Stated problem
Among the lines below, list those containing the string "JSON".

— Start Data shown —

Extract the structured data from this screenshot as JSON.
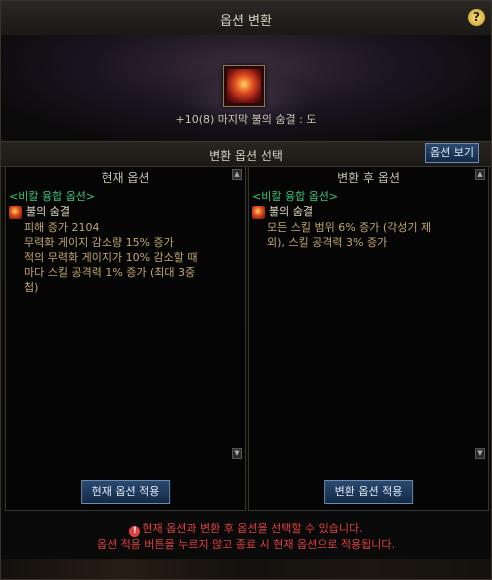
{
  "window": {
    "title": "옵션 변환",
    "help_label": "?"
  },
  "item": {
    "name": "+10(8) 마지막 불의 숨결 : 도"
  },
  "section": {
    "title": "변환 옵션 선택",
    "view_button": "옵션 보기"
  },
  "current": {
    "header": "현재 옵션",
    "group": "<비칼 융합 옵션>",
    "skill_name": "불의 숨결",
    "lines": [
      "피해 증가 2104",
      "무력화 게이지 감소량 15% 증가",
      "적의 무력화 게이지가 10% 감소할 때",
      "마다 스킬 공격력 1% 증가 (최대 3중",
      "첩)"
    ],
    "apply_button": "현재 옵션 적용"
  },
  "after": {
    "header": "변환 후 옵션",
    "group": "<비칼 융합 옵션>",
    "skill_name": "불의 숨결",
    "lines": [
      "모든 스킬 범위 6% 증가 (각성기 제",
      "외), 스킬 공격력 3% 증가"
    ],
    "apply_button": "변환 옵션 적용"
  },
  "notice": {
    "icon_label": "!",
    "line1": "현재 옵션과 변환 후 옵션을 선택할 수 있습니다.",
    "line2": "옵션 적용 버튼을 누르지 않고 종료 시 현재 옵션으로 적용됩니다."
  },
  "icons": {
    "skill": "fire-breath-icon",
    "warning": "warning-icon",
    "help": "help-icon"
  }
}
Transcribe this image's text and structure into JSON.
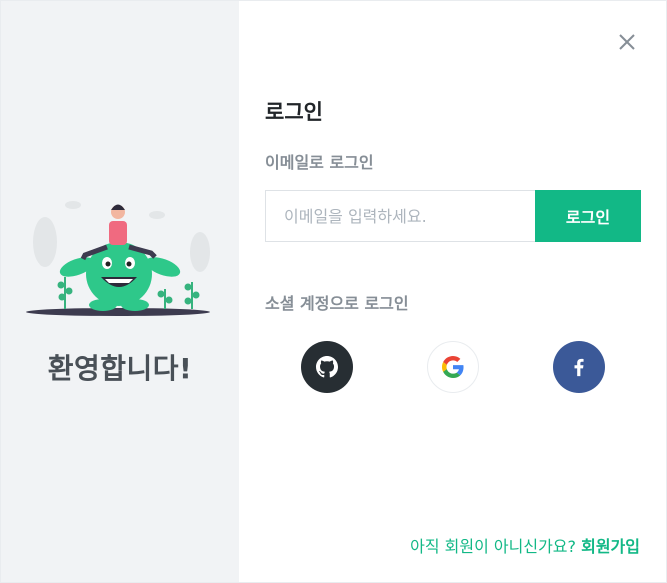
{
  "welcome": {
    "text": "환영합니다!"
  },
  "login": {
    "title": "로그인",
    "email_label": "이메일로 로그인",
    "email_placeholder": "이메일을 입력하세요.",
    "email_value": "",
    "submit_label": "로그인",
    "social_label": "소셜 계정으로 로그인",
    "social": [
      {
        "name": "github",
        "icon": "github-icon"
      },
      {
        "name": "google",
        "icon": "google-icon"
      },
      {
        "name": "facebook",
        "icon": "facebook-icon"
      }
    ]
  },
  "footer": {
    "question": "아직 회원이 아니신가요?",
    "signup": "회원가입"
  },
  "colors": {
    "accent": "#12b886",
    "github": "#272e33",
    "facebook": "#3b5998",
    "panel": "#f1f3f5"
  }
}
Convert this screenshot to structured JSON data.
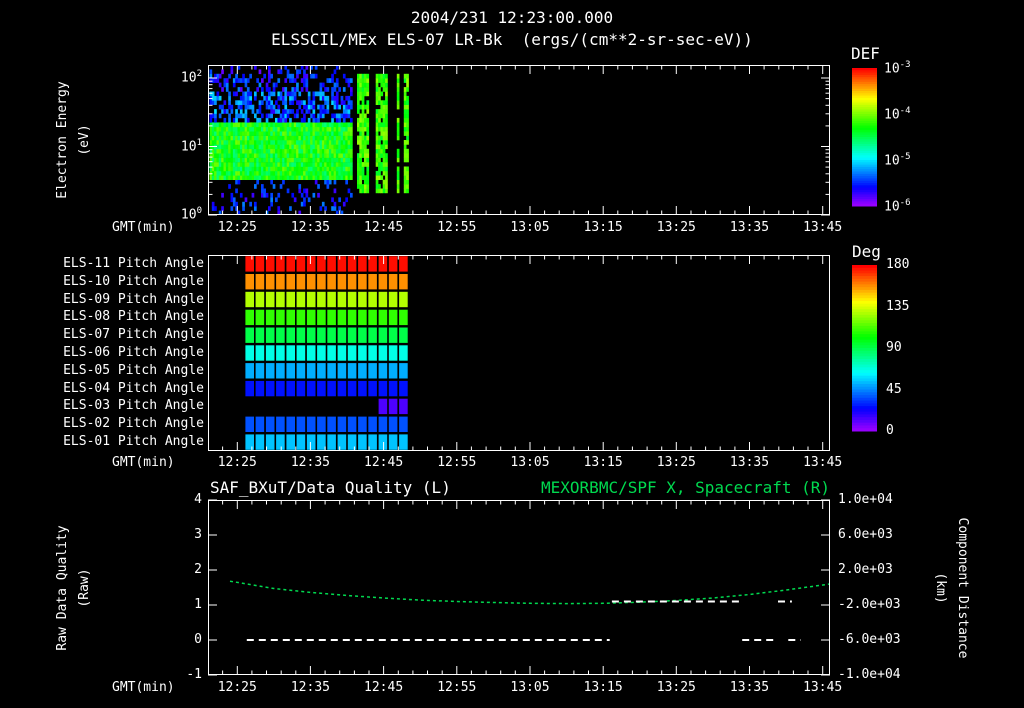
{
  "colors": {
    "background": "#000000",
    "foreground": "#ffffff",
    "green": "#00d94f"
  },
  "header": {
    "timestamp": "2004/231 12:23:00.000",
    "instrument_title": "ELSSCIL/MEx ELS-07 LR-Bk  (ergs/(cm**2-sr-sec-eV))"
  },
  "time_axis": {
    "label": "GMT(min)",
    "tick_labels": [
      "12:25",
      "12:35",
      "12:45",
      "12:55",
      "13:05",
      "13:15",
      "13:25",
      "13:35",
      "13:45"
    ],
    "tick_minutes": [
      5,
      15,
      25,
      35,
      45,
      55,
      65,
      75,
      85
    ],
    "domain_minutes": [
      1,
      86
    ],
    "origin_time": "12:20"
  },
  "chart_data": [
    {
      "type": "heatmap",
      "name": "electron-energy-spectrogram",
      "ylabel_line1": "Electron Energy",
      "ylabel_line2": "(eV)",
      "yscale": "log",
      "ylim_ev": [
        1,
        155
      ],
      "ytick_exponents": [
        2,
        1,
        0
      ],
      "colorbar": {
        "title": "DEF",
        "units": "ergs/(cm**2-sr-sec-eV)",
        "tick_exponents": [
          -3,
          -4,
          -5,
          -6
        ],
        "log10_range": [
          -6,
          -3
        ]
      },
      "coverage_minutes": [
        1.2,
        28.4
      ],
      "features": {
        "nominal_region_end_minute": 20.7,
        "low_energy_band": {
          "energy_ev": [
            3.5,
            22
          ],
          "log10_flux": -4.3
        },
        "speckle_field": {
          "energy_ev": [
            22,
            150
          ],
          "log10_flux": -5.35
        },
        "data_gap_minutes": [
          [
            20.7,
            21.5
          ],
          [
            22.9,
            24.0
          ],
          [
            25.6,
            26.7
          ],
          [
            27.2,
            27.8
          ]
        ],
        "bright_column_minutes": [
          [
            21.5,
            22.9
          ],
          [
            24.0,
            25.6
          ],
          [
            26.7,
            27.2
          ],
          [
            27.8,
            28.4
          ]
        ],
        "bright_column_log10_flux": -4.15
      }
    },
    {
      "type": "heatmap",
      "name": "pitch-angle-rows",
      "coverage_minutes": [
        6,
        28.4
      ],
      "cell_minutes": 1.4,
      "colorbar": {
        "title": "Deg",
        "ticks": [
          180,
          135,
          90,
          45,
          0
        ],
        "range_deg": [
          0,
          180
        ]
      },
      "rows": [
        {
          "label": "ELS-11 Pitch Angle",
          "pitch_deg": 178
        },
        {
          "label": "ELS-10 Pitch Angle",
          "pitch_deg": 158
        },
        {
          "label": "ELS-09 Pitch Angle",
          "pitch_deg": 130
        },
        {
          "label": "ELS-08 Pitch Angle",
          "pitch_deg": 110
        },
        {
          "label": "ELS-07 Pitch Angle",
          "pitch_deg": 92
        },
        {
          "label": "ELS-06 Pitch Angle",
          "pitch_deg": 68
        },
        {
          "label": "ELS-05 Pitch Angle",
          "pitch_deg": 52
        },
        {
          "label": "ELS-04 Pitch Angle",
          "pitch_deg": 28
        },
        {
          "label": "ELS-03 Pitch Angle",
          "pitch_deg": 14,
          "coverage_minutes": [
            23.5,
            28.4
          ]
        },
        {
          "label": "ELS-02 Pitch Angle",
          "pitch_deg": 38
        },
        {
          "label": "ELS-01 Pitch Angle",
          "pitch_deg": 55
        }
      ]
    },
    {
      "type": "line",
      "name": "quality-and-distance",
      "title_left": "SAF_BXuT/Data Quality (L)",
      "title_right": "MEXORBMC/SPF X, Spacecraft (R)",
      "ylabel_left_line1": "Raw Data Quality",
      "ylabel_left_line2": "(Raw)",
      "ylabel_right_line1": "Component Distance",
      "ylabel_right_line2": "(km)",
      "ylim_left": [
        -1,
        4
      ],
      "yticks_left": [
        4,
        3,
        2,
        1,
        0,
        -1
      ],
      "ylim_right": [
        -10000,
        10000
      ],
      "ytick_labels_right": [
        "1.0e+04",
        "6.0e+03",
        "2.0e+03",
        "-2.0e+03",
        "-6.0e+03",
        "-1.0e+04"
      ],
      "spacecraft_x": {
        "legend": "MEXORBMC/SPF X, Spacecraft",
        "style": "dashed-green",
        "x_minutes": [
          4,
          10,
          15,
          20,
          25,
          30,
          35,
          40,
          45,
          50,
          55,
          60,
          65,
          70,
          75,
          80,
          86
        ],
        "values_km": [
          720,
          -120,
          -560,
          -920,
          -1200,
          -1440,
          -1600,
          -1720,
          -1800,
          -1840,
          -1800,
          -1680,
          -1480,
          -1200,
          -800,
          -280,
          400
        ]
      },
      "quality_segments": [
        {
          "value": 0,
          "t_minutes": [
            6.3,
            55.9
          ]
        },
        {
          "value": 1.1,
          "t_minutes": [
            56.2,
            73.7
          ]
        },
        {
          "value": 0,
          "t_minutes": [
            74.0,
            78.3
          ]
        },
        {
          "value": 1.1,
          "t_minutes": [
            78.9,
            80.8
          ]
        },
        {
          "value": 0,
          "t_minutes": [
            80.3,
            82.0
          ]
        }
      ]
    }
  ]
}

— End Data shown —

Task output
Extract the structured data from this screenshot as JSON.
Transcribe this image's text and structure into JSON.
Convert this screenshot to structured JSON data.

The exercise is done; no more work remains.